● Extracted data
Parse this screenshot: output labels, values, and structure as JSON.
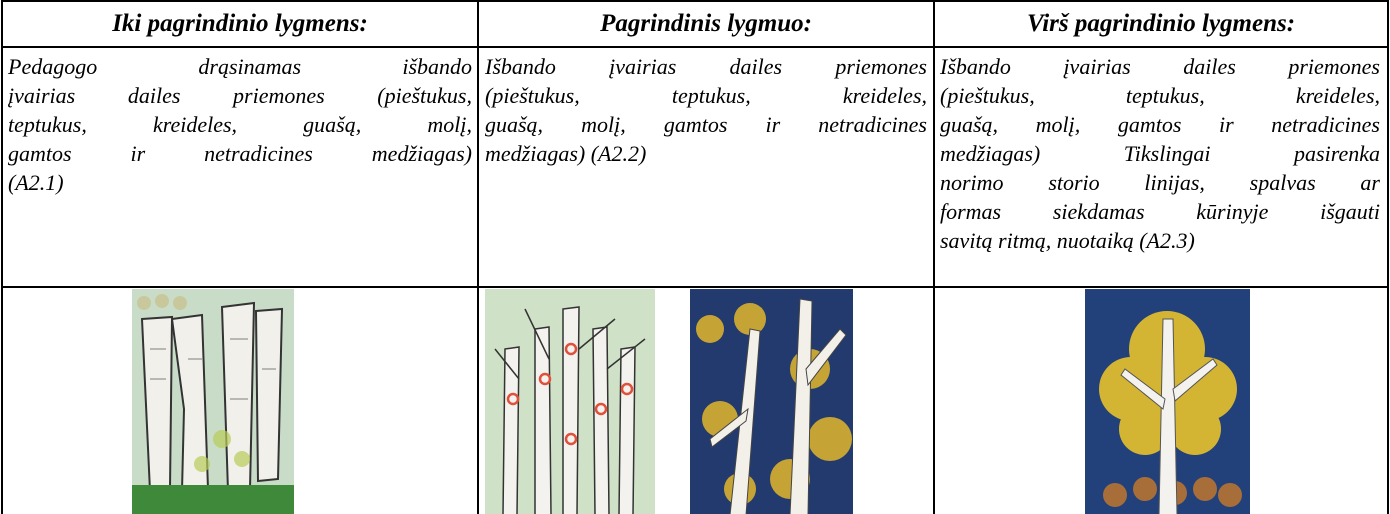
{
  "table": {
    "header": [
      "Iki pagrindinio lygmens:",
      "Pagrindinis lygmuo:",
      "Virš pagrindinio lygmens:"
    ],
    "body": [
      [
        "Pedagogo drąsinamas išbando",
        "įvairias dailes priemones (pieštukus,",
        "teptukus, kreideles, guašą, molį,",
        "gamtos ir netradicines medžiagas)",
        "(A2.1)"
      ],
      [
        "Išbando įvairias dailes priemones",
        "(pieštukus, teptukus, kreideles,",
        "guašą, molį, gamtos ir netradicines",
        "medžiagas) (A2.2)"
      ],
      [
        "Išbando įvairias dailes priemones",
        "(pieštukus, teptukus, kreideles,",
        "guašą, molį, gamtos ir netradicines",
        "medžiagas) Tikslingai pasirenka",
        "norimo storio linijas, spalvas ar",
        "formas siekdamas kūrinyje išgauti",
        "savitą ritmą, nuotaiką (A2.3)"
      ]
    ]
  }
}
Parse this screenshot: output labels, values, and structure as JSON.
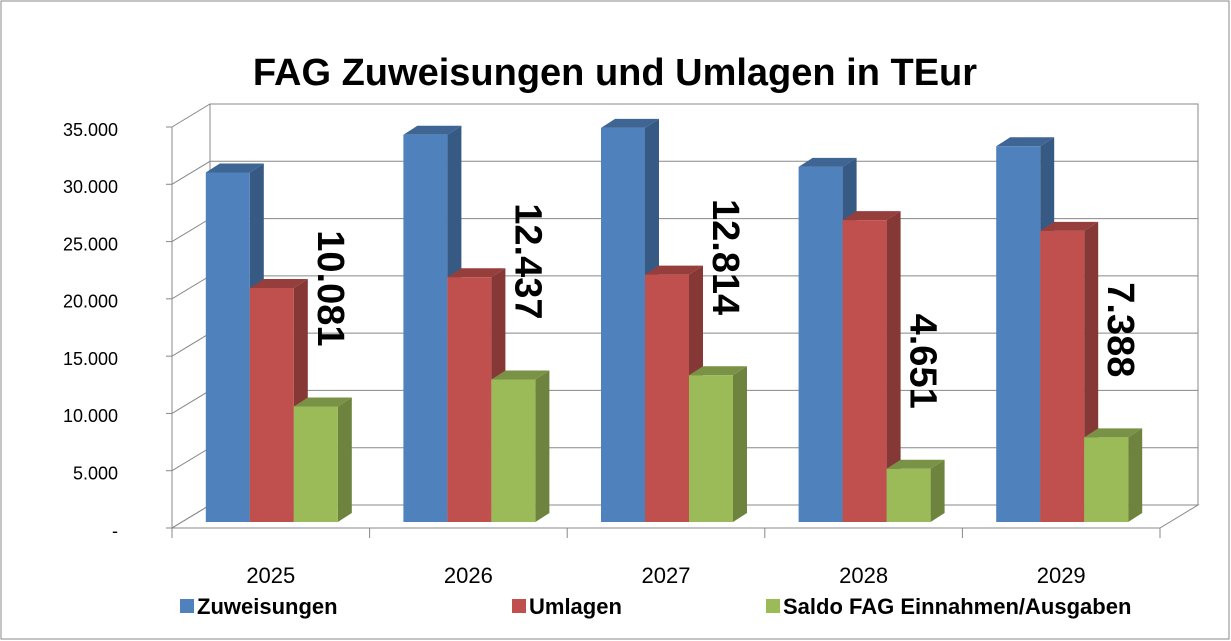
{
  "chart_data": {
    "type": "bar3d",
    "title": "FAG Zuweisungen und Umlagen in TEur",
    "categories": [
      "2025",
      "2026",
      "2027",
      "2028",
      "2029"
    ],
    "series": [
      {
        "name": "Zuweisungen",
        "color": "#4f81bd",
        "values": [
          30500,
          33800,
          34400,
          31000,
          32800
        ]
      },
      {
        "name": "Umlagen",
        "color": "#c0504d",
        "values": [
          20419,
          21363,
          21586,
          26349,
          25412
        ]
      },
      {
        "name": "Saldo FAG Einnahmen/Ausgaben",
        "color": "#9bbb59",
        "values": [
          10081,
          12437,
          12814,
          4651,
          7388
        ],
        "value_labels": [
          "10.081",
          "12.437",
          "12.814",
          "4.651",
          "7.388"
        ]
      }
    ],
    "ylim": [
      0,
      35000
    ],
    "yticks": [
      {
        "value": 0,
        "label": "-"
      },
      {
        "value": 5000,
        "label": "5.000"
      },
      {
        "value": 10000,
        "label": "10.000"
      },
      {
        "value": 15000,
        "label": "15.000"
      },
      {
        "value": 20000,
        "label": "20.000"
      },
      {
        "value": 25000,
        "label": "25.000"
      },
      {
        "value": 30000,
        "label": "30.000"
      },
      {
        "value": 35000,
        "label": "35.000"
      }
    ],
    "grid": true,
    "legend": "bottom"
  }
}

==

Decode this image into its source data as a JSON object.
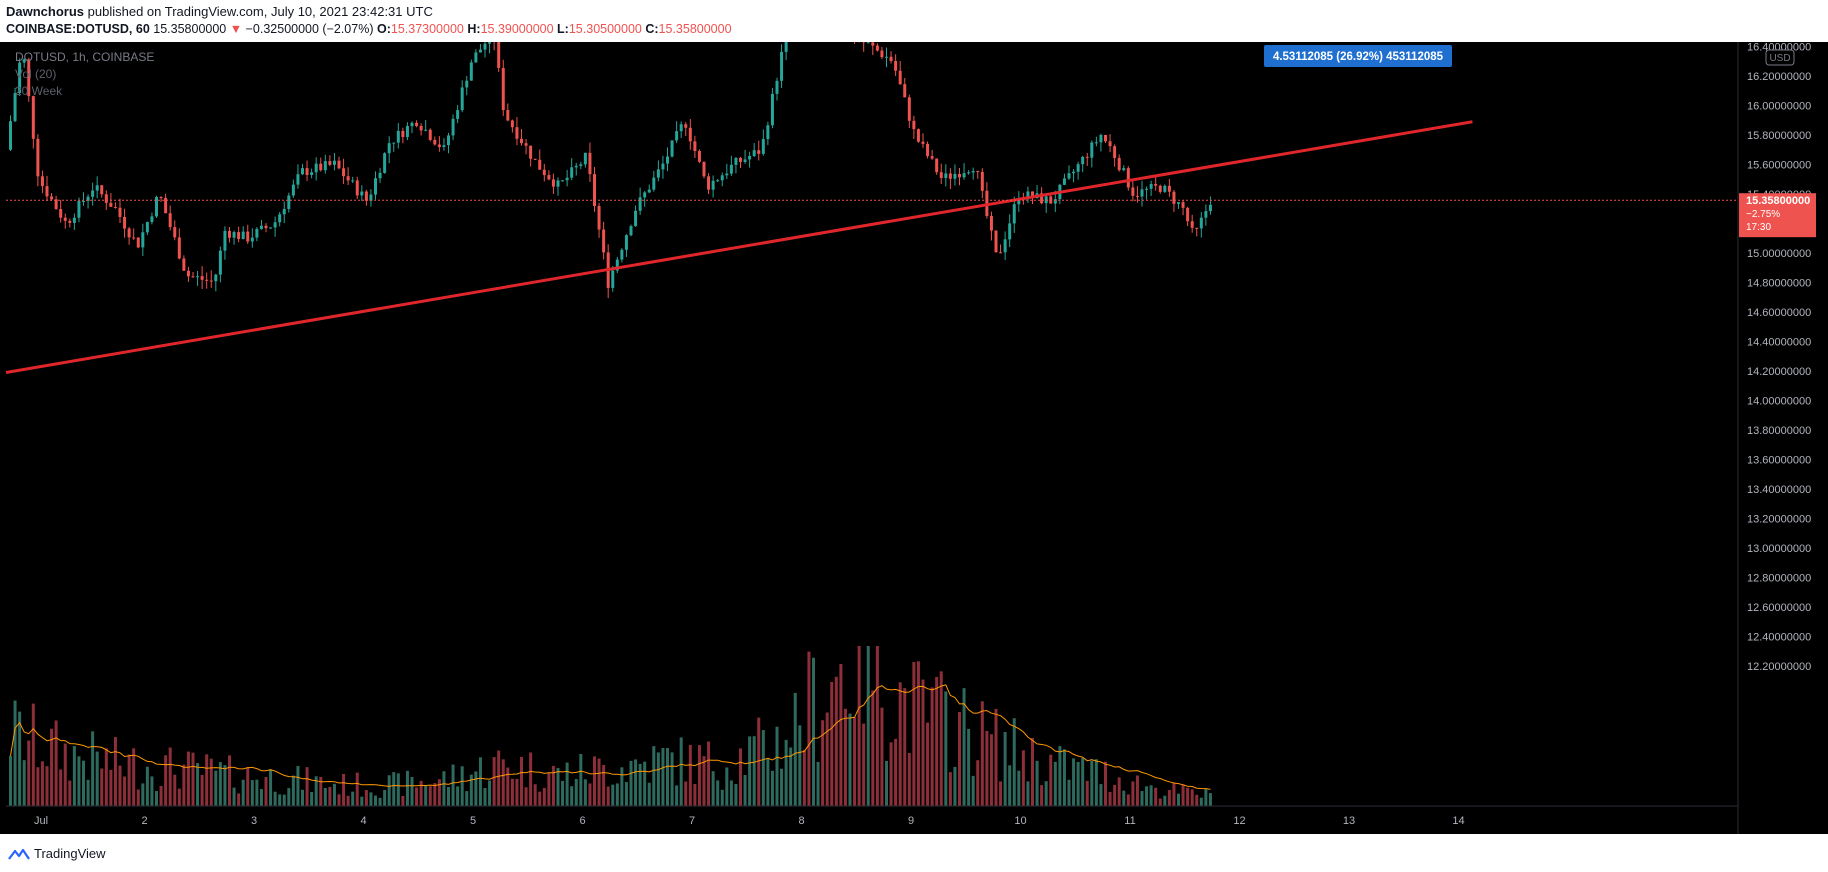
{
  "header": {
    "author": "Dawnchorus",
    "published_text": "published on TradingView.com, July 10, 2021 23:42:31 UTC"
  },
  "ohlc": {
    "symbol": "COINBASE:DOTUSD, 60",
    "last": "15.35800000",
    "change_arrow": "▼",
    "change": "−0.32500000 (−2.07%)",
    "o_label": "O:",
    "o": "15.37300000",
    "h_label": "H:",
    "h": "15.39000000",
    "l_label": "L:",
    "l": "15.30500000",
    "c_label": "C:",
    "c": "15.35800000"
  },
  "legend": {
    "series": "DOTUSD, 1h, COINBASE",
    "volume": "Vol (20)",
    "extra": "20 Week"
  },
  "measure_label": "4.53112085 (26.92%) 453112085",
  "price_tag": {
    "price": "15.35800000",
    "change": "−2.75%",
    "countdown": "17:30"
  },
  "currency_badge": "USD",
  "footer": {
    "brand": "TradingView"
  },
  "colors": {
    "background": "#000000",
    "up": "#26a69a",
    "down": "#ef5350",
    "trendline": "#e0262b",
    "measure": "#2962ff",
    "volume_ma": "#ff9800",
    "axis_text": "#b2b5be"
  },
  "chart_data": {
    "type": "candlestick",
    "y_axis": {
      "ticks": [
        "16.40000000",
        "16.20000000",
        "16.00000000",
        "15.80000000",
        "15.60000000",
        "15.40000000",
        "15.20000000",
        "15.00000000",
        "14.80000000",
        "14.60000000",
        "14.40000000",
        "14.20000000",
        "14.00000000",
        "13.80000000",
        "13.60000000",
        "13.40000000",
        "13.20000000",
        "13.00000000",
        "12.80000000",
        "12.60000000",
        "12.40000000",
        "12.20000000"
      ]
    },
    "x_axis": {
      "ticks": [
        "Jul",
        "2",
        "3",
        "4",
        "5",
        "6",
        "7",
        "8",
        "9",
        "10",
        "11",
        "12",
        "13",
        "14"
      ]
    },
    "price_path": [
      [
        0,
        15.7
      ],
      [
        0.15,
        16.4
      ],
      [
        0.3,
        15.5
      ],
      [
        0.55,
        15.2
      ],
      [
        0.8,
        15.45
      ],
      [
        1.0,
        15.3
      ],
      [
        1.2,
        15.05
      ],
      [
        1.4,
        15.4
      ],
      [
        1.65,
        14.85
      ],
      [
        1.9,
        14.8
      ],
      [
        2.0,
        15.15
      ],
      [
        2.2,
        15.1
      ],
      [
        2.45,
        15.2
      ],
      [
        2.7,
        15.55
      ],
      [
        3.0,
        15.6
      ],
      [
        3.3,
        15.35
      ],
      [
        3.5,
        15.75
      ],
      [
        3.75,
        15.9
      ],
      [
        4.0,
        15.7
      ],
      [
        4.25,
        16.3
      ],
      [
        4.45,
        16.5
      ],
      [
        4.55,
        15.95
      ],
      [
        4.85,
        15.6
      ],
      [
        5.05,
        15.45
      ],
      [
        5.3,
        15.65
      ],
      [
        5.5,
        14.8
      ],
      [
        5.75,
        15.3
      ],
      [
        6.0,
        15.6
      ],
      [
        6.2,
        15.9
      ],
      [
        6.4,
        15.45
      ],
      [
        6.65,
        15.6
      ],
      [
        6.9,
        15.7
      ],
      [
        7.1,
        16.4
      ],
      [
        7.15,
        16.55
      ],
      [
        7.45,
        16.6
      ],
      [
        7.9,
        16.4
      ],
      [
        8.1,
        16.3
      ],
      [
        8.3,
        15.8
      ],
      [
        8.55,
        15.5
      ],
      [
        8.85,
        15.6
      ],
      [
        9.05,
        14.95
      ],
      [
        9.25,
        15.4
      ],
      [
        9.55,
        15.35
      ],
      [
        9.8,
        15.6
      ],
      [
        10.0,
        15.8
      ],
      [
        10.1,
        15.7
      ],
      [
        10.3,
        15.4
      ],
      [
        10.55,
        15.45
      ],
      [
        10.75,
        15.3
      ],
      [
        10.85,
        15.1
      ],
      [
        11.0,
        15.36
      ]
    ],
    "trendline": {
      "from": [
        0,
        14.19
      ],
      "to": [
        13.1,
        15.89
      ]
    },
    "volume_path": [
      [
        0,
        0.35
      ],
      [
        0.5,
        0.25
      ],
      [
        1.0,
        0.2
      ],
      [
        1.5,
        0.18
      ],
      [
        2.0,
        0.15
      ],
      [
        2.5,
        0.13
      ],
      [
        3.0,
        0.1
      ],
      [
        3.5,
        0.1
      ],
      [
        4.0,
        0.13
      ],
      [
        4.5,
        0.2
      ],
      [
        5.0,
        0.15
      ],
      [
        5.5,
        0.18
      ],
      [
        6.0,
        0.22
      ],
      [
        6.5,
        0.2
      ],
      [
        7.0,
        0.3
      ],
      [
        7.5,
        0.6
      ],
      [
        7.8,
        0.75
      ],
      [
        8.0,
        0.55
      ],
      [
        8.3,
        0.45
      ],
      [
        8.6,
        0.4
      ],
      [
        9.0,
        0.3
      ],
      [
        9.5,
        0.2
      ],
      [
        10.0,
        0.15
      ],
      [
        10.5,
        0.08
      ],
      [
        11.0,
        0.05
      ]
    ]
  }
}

● The exercise
Every line that holds the string "name" should be returned.

● Result of this task
        "name": "Zuweisungen",
        "name": "Umlagen",
        "name": "Saldo FAG Einnahmen/Ausgaben",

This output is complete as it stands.